### PROBLEM STATEMENT
Go through the entries below and pick out every line with "Param".

### RAW RECORDS
++++++++
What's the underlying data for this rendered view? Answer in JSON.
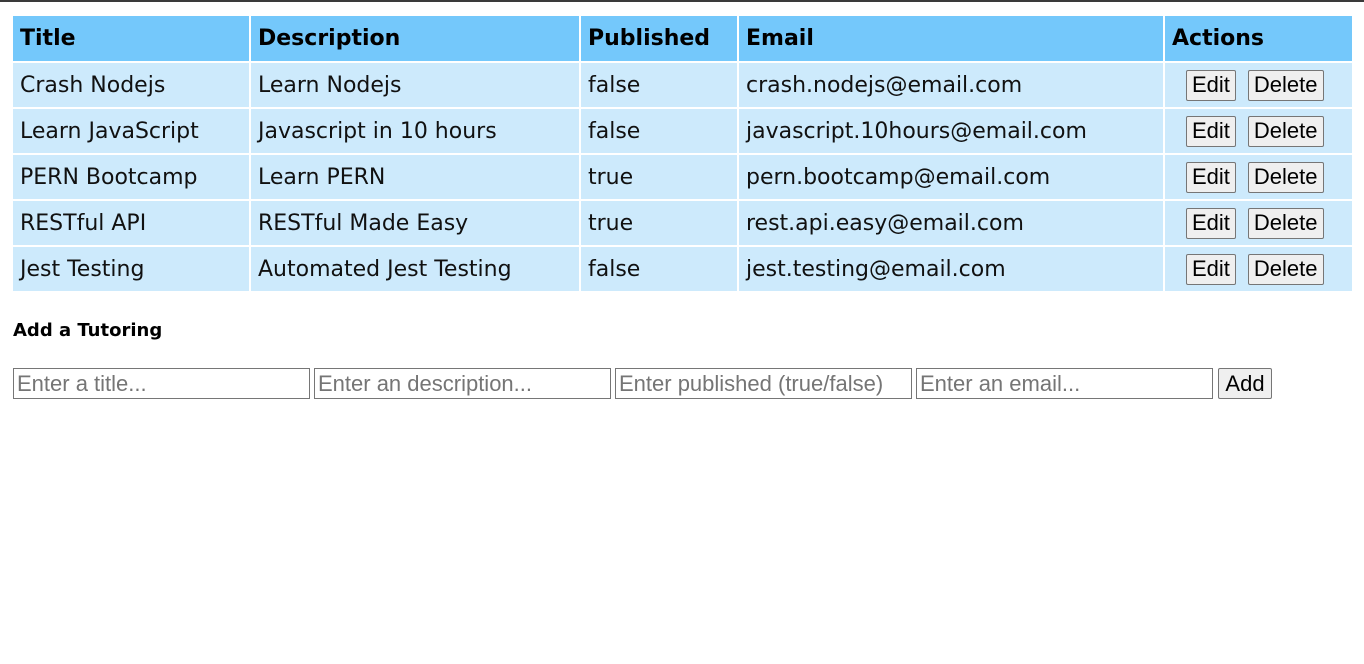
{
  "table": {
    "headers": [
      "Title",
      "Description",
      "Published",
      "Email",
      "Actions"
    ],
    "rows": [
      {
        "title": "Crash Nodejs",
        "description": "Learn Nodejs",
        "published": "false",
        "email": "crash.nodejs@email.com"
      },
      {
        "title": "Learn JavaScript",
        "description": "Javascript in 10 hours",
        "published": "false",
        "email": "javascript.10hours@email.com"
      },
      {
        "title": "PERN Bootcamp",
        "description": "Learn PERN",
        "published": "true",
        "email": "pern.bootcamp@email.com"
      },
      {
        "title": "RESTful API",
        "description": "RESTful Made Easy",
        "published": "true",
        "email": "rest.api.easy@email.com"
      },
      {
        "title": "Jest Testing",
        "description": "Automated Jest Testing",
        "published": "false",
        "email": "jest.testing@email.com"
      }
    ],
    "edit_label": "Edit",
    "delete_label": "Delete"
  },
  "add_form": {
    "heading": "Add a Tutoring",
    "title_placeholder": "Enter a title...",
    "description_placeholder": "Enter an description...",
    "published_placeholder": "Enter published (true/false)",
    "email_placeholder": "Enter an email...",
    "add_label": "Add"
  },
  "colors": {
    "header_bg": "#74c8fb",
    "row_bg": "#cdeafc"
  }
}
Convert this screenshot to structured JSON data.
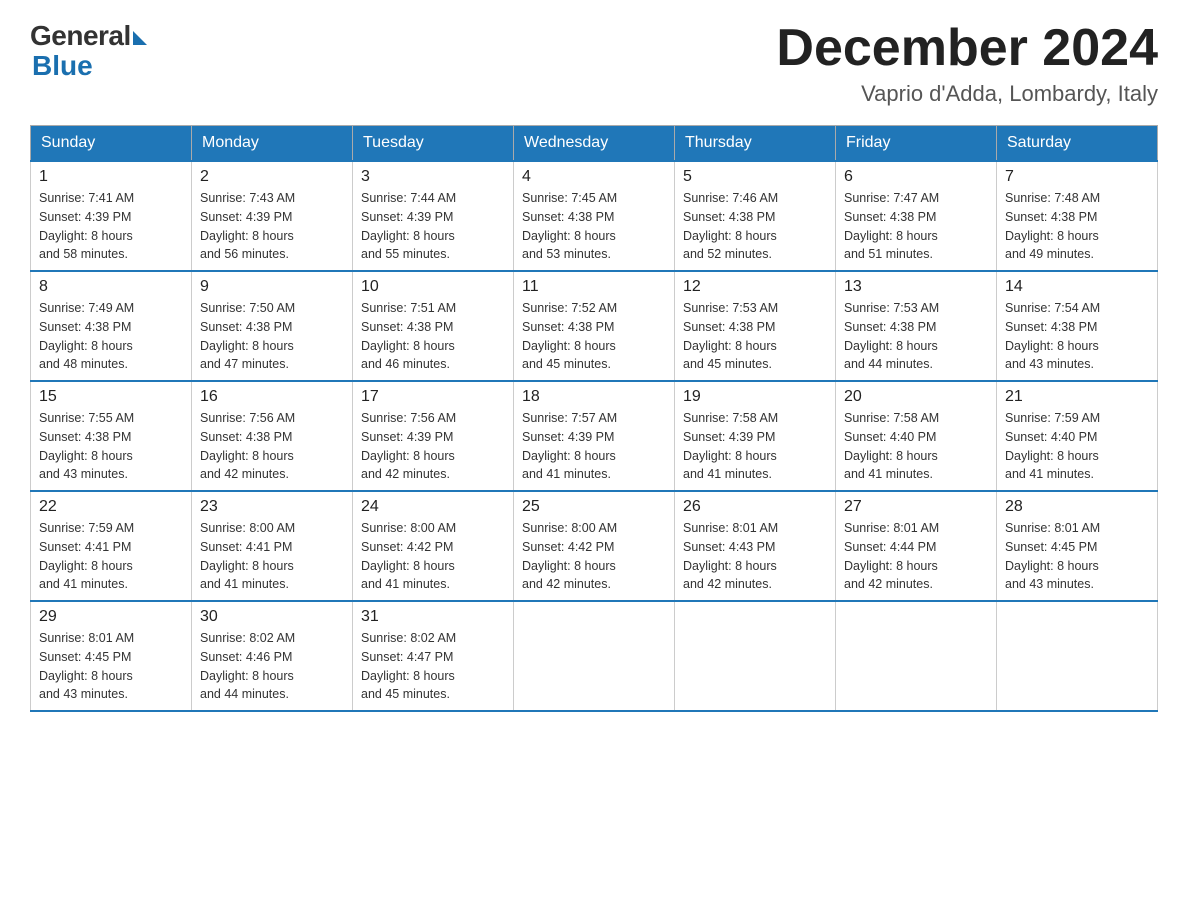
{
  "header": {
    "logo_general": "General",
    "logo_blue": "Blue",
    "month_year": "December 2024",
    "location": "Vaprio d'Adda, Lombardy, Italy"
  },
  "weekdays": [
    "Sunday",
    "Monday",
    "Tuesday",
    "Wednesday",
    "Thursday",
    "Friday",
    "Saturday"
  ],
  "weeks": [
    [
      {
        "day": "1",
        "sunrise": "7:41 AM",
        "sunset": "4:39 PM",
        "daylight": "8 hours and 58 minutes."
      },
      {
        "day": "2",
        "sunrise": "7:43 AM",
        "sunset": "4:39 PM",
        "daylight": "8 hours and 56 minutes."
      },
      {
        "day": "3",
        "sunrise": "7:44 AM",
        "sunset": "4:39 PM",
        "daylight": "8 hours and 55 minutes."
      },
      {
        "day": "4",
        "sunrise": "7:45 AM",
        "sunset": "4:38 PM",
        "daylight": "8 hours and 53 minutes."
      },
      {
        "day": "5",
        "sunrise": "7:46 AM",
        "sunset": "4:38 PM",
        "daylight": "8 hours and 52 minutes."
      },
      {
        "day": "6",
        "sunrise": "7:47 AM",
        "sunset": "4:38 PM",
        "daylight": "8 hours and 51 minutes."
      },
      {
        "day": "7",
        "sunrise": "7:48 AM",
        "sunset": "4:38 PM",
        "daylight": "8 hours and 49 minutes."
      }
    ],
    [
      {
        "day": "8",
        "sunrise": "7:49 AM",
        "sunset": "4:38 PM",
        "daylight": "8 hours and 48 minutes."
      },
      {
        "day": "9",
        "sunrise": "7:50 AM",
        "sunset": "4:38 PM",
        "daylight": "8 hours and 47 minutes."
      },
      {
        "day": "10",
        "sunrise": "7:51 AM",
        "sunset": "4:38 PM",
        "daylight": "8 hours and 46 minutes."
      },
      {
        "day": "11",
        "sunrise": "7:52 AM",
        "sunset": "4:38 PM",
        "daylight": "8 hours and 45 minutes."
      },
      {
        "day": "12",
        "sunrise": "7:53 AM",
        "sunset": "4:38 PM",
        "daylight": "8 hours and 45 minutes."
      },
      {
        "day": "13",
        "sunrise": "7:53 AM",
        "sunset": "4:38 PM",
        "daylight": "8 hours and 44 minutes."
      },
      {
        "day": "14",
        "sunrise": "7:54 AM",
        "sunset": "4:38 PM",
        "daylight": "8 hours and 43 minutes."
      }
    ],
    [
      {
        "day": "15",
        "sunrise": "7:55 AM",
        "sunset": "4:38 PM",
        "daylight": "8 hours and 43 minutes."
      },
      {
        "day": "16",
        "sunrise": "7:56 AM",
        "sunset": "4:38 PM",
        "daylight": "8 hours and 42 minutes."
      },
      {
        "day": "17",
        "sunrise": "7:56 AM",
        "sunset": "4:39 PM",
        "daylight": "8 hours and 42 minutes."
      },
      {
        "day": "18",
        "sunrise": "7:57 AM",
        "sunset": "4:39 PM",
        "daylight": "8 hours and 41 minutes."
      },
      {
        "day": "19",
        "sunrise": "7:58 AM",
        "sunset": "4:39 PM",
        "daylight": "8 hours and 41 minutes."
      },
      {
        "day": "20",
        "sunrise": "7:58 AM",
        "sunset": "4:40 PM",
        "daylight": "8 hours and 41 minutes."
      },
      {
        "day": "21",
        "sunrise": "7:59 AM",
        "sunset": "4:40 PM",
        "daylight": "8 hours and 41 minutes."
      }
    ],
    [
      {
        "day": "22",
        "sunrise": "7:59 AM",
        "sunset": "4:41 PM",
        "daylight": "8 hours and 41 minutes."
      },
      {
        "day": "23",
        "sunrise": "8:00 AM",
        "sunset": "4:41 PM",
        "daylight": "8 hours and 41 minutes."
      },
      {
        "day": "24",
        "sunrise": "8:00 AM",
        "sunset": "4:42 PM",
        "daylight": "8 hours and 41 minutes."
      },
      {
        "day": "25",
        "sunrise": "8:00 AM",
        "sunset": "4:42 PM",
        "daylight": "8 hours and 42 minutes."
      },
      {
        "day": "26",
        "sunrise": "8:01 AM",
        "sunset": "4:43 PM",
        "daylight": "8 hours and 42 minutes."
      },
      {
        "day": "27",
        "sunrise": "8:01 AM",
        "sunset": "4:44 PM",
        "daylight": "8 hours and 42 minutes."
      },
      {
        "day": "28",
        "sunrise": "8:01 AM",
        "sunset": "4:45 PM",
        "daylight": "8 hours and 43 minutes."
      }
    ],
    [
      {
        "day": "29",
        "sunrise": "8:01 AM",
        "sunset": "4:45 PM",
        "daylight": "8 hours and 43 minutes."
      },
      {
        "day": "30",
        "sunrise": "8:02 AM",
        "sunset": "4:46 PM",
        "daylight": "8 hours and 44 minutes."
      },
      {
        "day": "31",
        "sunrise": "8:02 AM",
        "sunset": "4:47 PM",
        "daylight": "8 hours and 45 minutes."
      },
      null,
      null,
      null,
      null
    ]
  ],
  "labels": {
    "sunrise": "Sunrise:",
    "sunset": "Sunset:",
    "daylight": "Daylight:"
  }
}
++++++++
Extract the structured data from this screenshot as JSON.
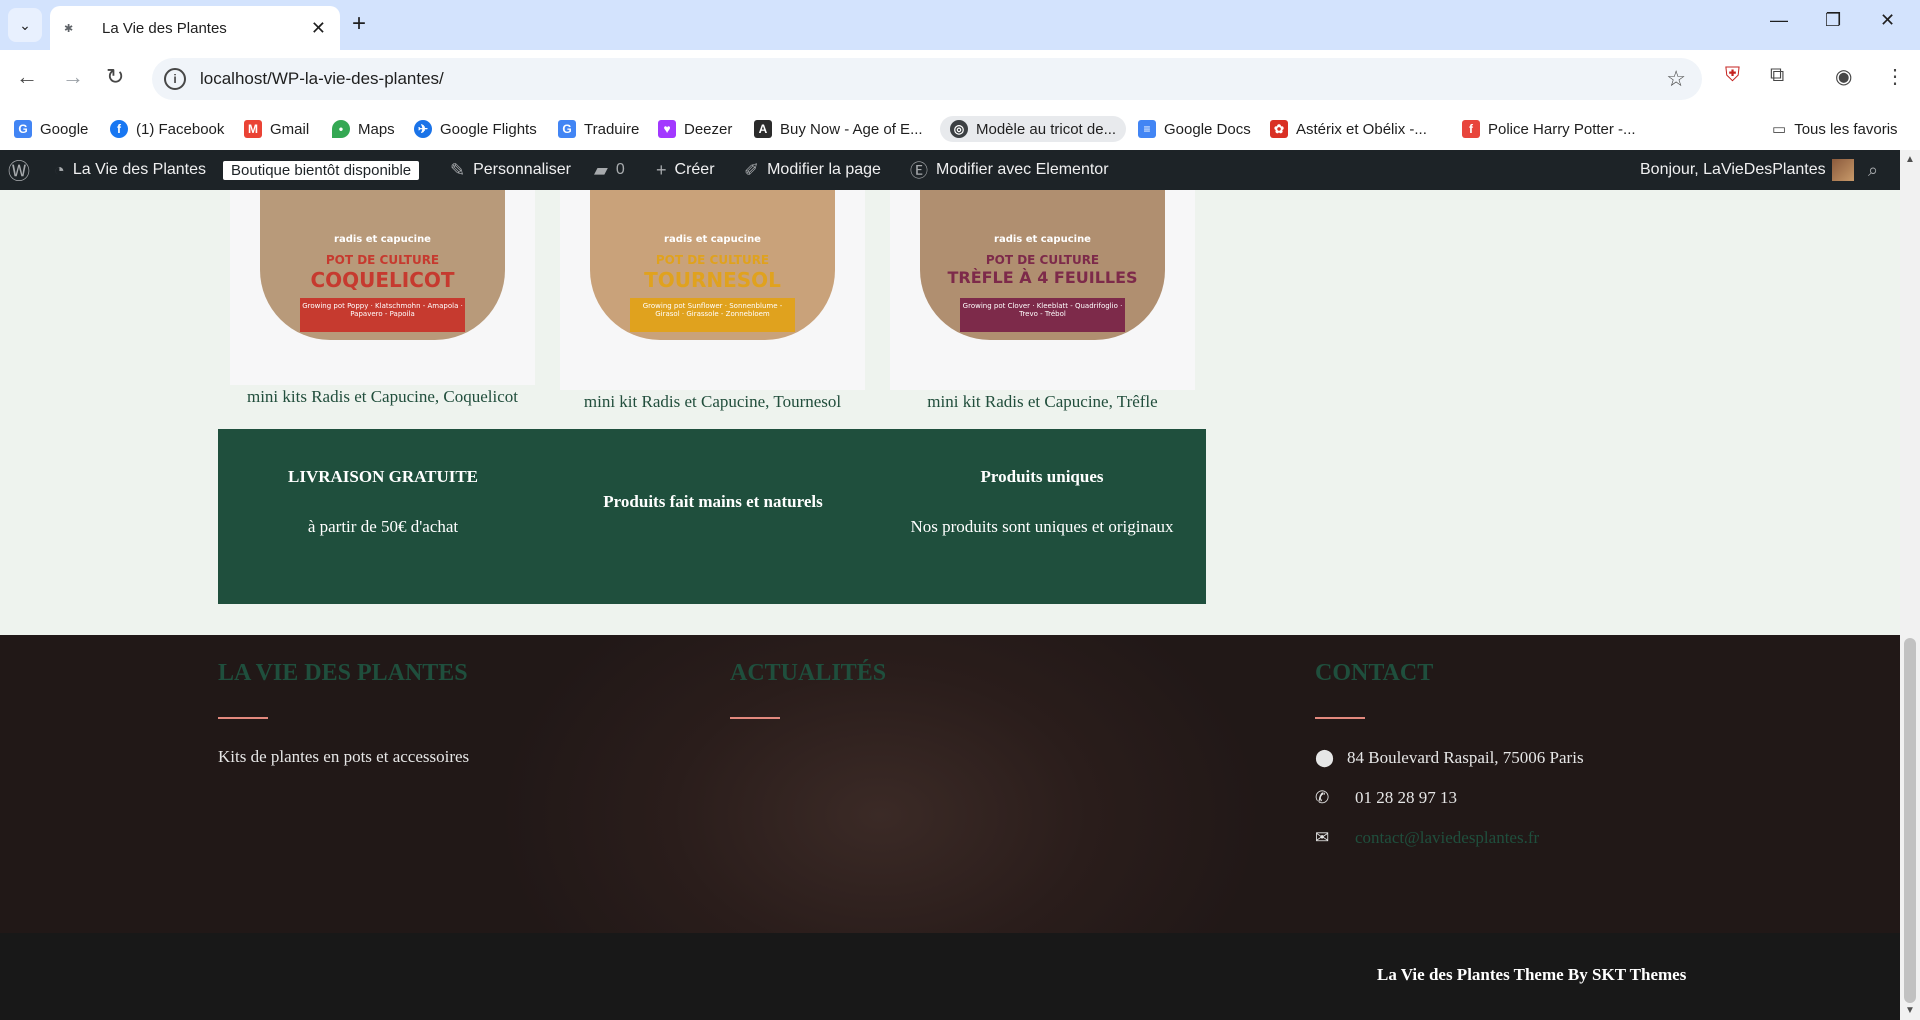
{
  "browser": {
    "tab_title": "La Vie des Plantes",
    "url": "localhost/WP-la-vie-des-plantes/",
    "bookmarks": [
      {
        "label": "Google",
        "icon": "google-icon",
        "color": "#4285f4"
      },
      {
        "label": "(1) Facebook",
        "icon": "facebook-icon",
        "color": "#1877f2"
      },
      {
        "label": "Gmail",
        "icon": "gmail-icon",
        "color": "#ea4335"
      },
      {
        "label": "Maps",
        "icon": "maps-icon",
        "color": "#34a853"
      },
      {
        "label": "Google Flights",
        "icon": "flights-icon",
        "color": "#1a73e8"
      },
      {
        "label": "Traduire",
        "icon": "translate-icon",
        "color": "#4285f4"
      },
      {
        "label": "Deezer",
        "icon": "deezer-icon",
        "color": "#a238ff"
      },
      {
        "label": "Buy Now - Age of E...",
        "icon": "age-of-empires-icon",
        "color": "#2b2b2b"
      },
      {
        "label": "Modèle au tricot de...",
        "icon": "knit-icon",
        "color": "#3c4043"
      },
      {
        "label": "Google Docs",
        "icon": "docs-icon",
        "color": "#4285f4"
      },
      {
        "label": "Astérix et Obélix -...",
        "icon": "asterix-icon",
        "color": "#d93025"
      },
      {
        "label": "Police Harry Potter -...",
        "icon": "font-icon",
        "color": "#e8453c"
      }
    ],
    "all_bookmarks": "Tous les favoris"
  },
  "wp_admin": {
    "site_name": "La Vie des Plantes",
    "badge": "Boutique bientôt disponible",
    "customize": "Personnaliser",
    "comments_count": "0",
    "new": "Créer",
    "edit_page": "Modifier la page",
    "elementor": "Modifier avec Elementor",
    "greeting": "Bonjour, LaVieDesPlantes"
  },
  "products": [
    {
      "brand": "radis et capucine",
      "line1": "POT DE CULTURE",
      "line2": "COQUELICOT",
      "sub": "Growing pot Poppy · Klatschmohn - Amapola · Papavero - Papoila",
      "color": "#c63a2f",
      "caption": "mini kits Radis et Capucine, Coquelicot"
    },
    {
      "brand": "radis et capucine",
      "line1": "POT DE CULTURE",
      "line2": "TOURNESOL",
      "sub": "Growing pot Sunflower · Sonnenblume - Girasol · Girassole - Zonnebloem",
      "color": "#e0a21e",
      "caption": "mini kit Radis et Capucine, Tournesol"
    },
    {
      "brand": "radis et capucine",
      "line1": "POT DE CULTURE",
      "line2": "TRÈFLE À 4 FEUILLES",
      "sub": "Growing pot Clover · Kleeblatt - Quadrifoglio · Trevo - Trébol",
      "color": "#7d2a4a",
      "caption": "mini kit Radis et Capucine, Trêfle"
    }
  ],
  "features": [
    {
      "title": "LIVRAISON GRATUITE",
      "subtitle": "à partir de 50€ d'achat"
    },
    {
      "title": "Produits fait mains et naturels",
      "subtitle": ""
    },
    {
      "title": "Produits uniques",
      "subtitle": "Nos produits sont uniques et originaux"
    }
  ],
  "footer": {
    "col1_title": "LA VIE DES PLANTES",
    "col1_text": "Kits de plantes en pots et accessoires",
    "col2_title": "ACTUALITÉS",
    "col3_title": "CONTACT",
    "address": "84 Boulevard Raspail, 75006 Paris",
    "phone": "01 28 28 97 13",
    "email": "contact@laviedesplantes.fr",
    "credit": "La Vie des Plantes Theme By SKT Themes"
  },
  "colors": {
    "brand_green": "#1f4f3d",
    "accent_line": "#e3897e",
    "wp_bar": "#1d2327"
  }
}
++++++++
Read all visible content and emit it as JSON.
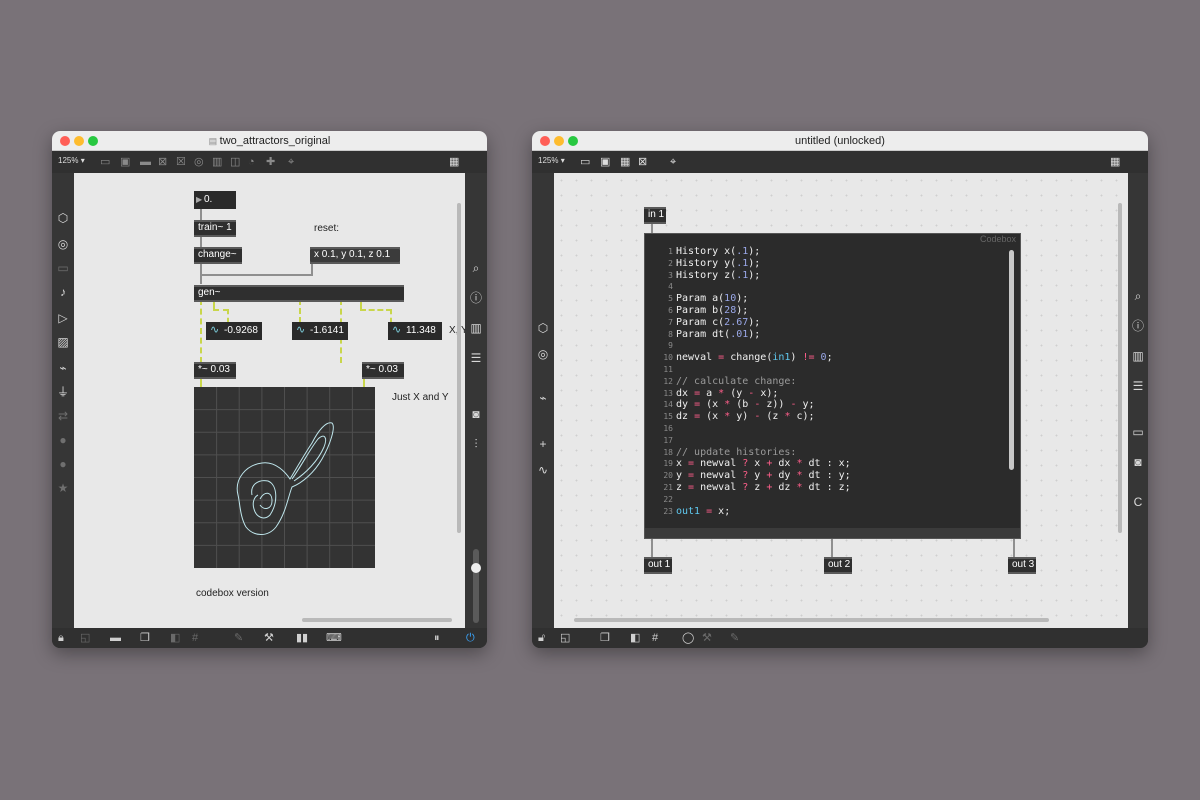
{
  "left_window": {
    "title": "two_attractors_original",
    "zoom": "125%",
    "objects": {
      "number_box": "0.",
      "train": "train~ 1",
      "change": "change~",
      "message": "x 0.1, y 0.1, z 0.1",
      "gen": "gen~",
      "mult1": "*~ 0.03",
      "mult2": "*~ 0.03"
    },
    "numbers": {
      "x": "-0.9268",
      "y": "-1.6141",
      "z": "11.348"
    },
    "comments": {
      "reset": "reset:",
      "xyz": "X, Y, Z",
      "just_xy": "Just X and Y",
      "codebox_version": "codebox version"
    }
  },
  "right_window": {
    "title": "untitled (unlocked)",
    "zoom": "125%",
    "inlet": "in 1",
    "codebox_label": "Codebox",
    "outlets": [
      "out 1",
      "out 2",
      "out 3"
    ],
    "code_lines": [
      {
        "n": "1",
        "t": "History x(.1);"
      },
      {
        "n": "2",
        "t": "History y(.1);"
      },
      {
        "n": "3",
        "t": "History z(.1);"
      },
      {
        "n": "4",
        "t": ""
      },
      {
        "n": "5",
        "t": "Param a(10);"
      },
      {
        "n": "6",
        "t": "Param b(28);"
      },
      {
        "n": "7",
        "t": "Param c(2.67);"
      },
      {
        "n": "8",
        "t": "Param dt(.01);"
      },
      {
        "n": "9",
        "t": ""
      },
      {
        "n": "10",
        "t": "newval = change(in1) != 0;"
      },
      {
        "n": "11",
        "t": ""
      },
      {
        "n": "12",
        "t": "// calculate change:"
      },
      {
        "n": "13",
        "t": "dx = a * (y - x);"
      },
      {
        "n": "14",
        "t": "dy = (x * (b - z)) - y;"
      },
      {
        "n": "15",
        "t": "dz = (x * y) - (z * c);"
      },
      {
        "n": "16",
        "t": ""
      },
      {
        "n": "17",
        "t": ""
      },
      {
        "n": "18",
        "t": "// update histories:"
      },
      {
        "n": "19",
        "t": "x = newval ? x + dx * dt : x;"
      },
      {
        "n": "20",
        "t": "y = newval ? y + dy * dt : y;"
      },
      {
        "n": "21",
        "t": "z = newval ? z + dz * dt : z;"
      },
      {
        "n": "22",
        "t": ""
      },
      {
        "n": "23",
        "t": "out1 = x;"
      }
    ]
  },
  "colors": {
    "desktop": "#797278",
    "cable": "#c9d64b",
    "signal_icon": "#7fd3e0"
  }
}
++++++++
### CORRECT RESPONSE
        "t": "Param a(10);"
        "t": "Param b(28);"
        "t": "Param c(2.67);"
        "t": "Param dt(.01);"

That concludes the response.